──────── Records to process

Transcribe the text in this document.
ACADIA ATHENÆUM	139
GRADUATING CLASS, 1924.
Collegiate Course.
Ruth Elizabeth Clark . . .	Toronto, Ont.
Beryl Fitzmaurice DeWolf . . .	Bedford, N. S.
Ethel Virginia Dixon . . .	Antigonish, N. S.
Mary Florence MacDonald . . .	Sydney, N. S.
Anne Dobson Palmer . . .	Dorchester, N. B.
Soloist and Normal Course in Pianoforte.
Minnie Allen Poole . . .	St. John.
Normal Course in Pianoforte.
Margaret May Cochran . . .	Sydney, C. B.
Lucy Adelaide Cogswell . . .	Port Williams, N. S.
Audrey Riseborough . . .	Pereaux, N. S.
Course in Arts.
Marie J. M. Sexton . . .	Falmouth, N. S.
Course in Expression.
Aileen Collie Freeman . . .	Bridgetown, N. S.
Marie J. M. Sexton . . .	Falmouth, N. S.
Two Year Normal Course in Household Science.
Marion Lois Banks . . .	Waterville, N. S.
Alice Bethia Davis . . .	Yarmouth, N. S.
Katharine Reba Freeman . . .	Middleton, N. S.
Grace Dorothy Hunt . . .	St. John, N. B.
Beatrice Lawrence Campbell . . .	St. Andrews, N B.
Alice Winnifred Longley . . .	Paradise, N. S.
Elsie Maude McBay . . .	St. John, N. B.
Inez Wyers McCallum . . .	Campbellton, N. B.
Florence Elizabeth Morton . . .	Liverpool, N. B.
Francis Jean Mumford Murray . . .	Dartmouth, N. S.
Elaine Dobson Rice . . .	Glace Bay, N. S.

────────────────

**Stated exercise**
Retype all of the data shown above, word for word.

**Solution below**
Transcribe the text in this document.
ACADIA ATHENÆUM	139
GRADUATING CLASS, 1924.
Collegiate Course.
Ruth Elizabeth Clark . . .	Toronto, Ont.
Beryl Fitzmaurice DeWolf . . .	Bedford, N. S.
Ethel Virginia Dixon . . .	Antigonish, N. S.
Mary Florence MacDonald . . .	Sydney, N. S.
Anne Dobson Palmer . . .	Dorchester, N. B.
Soloist and Normal Course in Pianoforte.
Minnie Allen Poole . . .	St. John.
Normal Course in Pianoforte.
Margaret May Cochran . . .	Sydney, C. B.
Lucy Adelaide Cogswell . . .	Port Williams, N. S.
Audrey Riseborough . . .	Pereaux, N. S.
Course in Arts.
Marie J. M. Sexton . . .	Falmouth, N. S.
Course in Expression.
Aileen Collie Freeman . . .	Bridgetown, N. S.
Marie J. M. Sexton . . .	Falmouth, N. S.
Two Year Normal Course in Household Science.
Marion Lois Banks . . .	Waterville, N. S.
Alice Bethia Davis . . .	Yarmouth, N. S.
Katharine Reba Freeman . . .	Middleton, N. S.
Grace Dorothy Hunt . . .	St. John, N. B.
Beatrice Lawrence Campbell . . .	St. Andrews, N B.
Alice Winnifred Longley . . .	Paradise, N. S.
Elsie Maude McBay . . .	St. John, N. B.
Inez Wyers McCallum . . .	Campbellton, N. B.
Florence Elizabeth Morton . . .	Liverpool, N. B.
Francis Jean Mumford Murray . . .	Dartmouth, N. S.
Elaine Dobson Rice . . .	Glace Bay, N. S.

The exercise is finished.